Stored data:

● ● ● ●

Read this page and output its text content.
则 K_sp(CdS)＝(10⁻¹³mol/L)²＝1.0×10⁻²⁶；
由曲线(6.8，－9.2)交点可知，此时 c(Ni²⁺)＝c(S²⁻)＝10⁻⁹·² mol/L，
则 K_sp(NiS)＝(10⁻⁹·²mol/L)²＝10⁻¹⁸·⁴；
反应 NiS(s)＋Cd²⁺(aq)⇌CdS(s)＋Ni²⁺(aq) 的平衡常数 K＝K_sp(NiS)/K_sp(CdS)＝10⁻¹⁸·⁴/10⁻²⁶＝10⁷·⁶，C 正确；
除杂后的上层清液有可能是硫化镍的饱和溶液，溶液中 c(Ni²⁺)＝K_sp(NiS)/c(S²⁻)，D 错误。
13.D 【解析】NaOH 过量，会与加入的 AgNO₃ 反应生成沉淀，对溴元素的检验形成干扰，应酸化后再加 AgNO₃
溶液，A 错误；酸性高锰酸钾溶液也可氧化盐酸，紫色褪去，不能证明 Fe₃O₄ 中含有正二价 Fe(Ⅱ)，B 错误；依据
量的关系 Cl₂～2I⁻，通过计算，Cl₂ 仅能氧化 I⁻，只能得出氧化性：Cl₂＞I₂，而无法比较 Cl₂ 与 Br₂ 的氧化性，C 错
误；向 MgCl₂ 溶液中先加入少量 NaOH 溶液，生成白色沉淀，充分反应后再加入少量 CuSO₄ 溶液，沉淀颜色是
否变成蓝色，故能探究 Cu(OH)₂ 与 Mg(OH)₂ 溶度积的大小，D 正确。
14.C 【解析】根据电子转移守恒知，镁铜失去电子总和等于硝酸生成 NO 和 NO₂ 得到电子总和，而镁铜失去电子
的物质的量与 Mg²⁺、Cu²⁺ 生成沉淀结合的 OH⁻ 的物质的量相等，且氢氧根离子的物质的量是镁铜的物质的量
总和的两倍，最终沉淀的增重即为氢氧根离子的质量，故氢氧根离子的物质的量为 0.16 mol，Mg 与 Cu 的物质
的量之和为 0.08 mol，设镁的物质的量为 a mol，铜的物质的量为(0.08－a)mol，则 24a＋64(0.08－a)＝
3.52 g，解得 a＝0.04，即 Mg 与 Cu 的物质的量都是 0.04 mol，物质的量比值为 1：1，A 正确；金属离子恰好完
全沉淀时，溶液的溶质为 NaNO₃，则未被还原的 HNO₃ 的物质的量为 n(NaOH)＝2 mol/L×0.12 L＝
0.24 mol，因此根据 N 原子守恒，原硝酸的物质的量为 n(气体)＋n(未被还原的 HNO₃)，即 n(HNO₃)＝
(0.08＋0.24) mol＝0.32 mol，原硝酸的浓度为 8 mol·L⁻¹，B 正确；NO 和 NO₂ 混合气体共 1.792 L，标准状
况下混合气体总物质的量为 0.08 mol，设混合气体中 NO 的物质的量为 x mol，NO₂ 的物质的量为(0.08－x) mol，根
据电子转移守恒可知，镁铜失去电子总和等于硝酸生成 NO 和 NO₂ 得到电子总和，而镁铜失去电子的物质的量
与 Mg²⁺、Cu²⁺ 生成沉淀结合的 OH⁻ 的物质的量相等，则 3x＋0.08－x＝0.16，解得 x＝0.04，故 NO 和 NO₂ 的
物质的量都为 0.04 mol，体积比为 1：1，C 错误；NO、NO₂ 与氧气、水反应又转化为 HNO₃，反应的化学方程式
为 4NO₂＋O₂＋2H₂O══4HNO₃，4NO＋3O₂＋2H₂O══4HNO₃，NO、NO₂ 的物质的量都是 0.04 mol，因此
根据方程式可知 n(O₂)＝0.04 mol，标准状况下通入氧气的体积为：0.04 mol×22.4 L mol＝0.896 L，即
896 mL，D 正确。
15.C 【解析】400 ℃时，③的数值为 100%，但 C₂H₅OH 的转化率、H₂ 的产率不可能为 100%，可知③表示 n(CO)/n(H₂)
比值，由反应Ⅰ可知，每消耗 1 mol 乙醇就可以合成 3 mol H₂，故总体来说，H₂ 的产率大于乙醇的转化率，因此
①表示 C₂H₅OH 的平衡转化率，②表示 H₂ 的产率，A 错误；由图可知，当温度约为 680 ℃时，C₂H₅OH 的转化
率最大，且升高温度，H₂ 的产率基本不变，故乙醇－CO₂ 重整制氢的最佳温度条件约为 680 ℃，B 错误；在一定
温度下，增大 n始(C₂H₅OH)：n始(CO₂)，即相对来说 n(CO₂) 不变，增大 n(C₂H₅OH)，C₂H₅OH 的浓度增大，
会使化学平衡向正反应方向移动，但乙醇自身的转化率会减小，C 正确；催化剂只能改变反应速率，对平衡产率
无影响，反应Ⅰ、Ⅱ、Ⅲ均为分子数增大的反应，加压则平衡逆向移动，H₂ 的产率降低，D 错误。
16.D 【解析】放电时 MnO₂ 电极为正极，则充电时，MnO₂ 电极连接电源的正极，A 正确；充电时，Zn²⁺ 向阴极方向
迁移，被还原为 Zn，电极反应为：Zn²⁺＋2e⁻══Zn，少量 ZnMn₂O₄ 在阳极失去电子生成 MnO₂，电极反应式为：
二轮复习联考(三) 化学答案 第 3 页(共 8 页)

● ● ● ●

▶ [Goal] Show the lines of the data that hold the word "镁铜失去电子总和等于硝酸生成".

▶ [The result]
14.C 【解析】根据电子转移守恒知，镁铜失去电子总和等于硝酸生成 NO 和 NO₂ 得到电子总和，而镁铜失去电子
据电子转移守恒可知，镁铜失去电子总和等于硝酸生成 NO 和 NO₂ 得到电子总和，而镁铜失去电子的物质的量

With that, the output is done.